Written request: Check every line of the data below for the string "tlenu", and copy the ones that hold it.

Extracted material:
BEGIN
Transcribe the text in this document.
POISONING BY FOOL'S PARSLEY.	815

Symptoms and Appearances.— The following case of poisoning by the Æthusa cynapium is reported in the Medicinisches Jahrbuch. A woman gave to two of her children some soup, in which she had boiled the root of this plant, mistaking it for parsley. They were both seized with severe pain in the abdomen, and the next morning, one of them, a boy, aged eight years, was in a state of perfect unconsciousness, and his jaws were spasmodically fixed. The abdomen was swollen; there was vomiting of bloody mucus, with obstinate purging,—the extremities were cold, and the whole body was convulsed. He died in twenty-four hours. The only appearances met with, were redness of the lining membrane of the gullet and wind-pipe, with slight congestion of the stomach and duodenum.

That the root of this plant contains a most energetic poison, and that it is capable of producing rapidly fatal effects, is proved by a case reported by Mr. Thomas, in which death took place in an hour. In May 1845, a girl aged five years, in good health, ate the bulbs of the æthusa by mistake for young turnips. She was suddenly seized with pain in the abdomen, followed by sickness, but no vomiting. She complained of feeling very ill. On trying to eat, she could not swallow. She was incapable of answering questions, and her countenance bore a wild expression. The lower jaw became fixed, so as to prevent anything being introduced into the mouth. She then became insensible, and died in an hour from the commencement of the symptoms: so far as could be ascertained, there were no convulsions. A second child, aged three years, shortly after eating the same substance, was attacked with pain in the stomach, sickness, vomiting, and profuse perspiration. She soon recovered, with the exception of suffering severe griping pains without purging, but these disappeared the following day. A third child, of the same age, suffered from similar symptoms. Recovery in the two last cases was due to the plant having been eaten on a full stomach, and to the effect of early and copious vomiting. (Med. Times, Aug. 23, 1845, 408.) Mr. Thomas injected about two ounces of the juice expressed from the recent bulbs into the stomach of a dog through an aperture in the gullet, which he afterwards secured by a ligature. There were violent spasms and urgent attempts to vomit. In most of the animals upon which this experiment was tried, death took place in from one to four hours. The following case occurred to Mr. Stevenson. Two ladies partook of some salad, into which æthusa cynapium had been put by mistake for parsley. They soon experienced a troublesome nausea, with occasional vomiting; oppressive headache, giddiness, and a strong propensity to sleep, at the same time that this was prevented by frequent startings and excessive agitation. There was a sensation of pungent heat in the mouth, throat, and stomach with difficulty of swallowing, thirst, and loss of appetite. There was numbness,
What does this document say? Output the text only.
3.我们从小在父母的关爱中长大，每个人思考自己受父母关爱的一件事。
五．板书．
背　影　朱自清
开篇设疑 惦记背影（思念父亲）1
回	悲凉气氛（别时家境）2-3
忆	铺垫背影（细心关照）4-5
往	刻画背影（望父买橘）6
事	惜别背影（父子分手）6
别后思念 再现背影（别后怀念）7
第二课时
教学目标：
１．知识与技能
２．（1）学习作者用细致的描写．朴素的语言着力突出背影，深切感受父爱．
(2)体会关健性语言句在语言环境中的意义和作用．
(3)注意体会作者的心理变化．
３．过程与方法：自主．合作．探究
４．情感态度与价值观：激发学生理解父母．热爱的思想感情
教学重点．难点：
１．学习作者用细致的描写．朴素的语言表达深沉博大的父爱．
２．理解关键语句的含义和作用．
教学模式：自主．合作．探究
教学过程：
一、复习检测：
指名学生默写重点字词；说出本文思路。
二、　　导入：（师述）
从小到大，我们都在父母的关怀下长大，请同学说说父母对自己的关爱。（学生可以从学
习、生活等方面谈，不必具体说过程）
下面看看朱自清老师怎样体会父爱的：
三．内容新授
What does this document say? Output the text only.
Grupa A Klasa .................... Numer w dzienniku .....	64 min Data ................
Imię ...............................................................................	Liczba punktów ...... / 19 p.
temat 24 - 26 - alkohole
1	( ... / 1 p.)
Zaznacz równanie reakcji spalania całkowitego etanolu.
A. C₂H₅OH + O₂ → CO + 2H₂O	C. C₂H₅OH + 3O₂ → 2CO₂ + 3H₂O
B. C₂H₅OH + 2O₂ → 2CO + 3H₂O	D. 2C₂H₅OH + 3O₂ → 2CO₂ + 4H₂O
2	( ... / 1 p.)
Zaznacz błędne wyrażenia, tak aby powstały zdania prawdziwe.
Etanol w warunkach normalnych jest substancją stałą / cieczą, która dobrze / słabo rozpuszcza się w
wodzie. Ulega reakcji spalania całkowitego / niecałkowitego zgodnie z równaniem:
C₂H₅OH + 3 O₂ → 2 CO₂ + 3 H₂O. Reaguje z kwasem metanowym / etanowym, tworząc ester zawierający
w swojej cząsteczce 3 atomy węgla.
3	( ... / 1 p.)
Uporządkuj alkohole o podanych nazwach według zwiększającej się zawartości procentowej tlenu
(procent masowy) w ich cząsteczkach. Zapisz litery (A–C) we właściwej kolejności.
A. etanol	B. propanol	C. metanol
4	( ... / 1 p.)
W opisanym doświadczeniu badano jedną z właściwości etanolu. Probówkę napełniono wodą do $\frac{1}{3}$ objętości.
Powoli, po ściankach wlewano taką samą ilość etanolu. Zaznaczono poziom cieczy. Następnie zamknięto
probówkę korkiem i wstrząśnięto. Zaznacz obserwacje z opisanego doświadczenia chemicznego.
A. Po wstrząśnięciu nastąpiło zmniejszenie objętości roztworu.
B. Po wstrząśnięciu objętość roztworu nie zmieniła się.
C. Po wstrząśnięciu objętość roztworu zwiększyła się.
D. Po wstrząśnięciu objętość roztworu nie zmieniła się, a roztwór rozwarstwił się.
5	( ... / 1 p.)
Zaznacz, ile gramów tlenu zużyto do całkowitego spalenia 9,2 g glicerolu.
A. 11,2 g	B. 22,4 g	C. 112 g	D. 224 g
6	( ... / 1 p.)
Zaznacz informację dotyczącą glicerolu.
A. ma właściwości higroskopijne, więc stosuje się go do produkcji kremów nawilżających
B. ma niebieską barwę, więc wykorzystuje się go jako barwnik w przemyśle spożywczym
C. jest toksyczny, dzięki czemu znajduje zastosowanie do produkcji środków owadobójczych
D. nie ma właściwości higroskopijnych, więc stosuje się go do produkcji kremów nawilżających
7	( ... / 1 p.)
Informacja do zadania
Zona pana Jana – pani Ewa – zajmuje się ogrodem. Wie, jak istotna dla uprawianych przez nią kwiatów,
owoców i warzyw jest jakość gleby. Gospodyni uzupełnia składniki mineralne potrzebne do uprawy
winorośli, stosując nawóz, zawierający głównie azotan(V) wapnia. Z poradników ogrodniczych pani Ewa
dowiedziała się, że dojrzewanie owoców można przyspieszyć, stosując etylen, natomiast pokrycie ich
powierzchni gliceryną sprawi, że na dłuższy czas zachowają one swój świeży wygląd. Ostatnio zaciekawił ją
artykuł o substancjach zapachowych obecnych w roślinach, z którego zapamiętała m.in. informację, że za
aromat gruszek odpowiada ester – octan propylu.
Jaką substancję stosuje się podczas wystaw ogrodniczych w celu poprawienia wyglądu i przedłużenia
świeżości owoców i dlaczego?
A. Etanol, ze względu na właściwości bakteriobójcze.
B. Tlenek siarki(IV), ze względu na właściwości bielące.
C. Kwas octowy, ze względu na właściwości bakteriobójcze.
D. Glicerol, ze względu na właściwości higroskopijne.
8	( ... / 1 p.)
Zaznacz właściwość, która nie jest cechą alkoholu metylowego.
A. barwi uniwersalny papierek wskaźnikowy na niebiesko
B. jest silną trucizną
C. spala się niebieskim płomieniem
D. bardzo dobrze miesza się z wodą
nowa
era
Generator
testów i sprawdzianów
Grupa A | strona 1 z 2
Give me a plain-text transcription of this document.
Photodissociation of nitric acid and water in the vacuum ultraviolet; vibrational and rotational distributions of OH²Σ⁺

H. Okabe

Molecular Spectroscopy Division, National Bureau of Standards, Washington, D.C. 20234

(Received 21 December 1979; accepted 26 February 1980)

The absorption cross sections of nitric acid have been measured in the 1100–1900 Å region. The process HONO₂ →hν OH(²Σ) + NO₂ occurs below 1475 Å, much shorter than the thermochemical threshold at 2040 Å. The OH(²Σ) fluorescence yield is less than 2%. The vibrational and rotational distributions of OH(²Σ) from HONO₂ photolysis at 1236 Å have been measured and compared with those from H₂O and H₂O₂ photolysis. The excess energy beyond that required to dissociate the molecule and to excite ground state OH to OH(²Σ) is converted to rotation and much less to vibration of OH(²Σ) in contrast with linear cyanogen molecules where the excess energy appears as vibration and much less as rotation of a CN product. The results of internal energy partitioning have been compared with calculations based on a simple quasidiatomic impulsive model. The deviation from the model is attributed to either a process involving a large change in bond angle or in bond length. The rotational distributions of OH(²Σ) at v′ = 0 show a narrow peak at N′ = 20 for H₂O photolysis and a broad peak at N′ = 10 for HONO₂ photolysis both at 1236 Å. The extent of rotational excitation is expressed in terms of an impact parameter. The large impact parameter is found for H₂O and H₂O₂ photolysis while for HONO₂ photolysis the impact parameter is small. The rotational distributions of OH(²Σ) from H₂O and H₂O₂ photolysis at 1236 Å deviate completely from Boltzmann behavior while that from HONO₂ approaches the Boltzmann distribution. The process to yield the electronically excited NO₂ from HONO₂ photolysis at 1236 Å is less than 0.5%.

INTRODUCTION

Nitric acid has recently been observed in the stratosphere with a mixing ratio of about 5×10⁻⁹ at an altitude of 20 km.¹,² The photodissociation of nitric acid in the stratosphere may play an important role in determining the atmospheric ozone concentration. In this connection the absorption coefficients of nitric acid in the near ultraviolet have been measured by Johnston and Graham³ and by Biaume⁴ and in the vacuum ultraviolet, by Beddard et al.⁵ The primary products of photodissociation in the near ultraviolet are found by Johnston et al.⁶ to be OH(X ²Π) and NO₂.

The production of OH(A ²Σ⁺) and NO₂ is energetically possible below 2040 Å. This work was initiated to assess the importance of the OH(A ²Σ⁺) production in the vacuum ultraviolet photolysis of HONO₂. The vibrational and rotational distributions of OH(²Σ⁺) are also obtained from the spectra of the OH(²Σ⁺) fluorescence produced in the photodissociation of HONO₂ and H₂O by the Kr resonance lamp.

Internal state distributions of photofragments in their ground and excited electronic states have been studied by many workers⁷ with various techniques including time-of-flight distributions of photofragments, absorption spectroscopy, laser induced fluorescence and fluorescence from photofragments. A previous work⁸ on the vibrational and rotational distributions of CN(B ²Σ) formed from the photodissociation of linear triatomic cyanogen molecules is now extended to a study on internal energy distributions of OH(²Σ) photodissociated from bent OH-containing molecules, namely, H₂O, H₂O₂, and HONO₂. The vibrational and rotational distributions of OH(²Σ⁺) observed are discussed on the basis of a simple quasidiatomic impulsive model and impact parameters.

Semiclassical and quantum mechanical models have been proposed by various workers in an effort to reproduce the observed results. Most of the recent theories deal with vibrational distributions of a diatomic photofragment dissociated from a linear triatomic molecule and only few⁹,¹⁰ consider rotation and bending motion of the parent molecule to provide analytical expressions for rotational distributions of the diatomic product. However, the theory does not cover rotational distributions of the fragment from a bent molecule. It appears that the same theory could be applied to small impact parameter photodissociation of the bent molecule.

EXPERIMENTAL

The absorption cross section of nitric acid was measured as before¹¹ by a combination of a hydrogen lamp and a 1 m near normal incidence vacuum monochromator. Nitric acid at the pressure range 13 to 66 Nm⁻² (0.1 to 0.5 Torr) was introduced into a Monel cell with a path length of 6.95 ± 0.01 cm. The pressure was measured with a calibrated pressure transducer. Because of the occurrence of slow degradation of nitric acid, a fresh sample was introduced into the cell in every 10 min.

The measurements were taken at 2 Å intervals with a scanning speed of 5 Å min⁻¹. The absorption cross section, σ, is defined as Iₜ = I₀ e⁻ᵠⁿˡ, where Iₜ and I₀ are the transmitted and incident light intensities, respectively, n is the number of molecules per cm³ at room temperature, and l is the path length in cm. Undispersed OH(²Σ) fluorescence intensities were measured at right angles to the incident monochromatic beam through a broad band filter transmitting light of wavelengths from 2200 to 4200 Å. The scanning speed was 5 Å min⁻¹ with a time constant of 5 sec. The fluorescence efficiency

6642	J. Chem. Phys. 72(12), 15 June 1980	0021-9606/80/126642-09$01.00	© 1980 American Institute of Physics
END
Solution for this task:
Uporządkuj alkohole o podanych nazwach według zwiększającej się zawartości procentowej tlenu
Zaznacz, ile gramów tlenu zużyto do całkowitego spalenia 9,2 g glicerolu.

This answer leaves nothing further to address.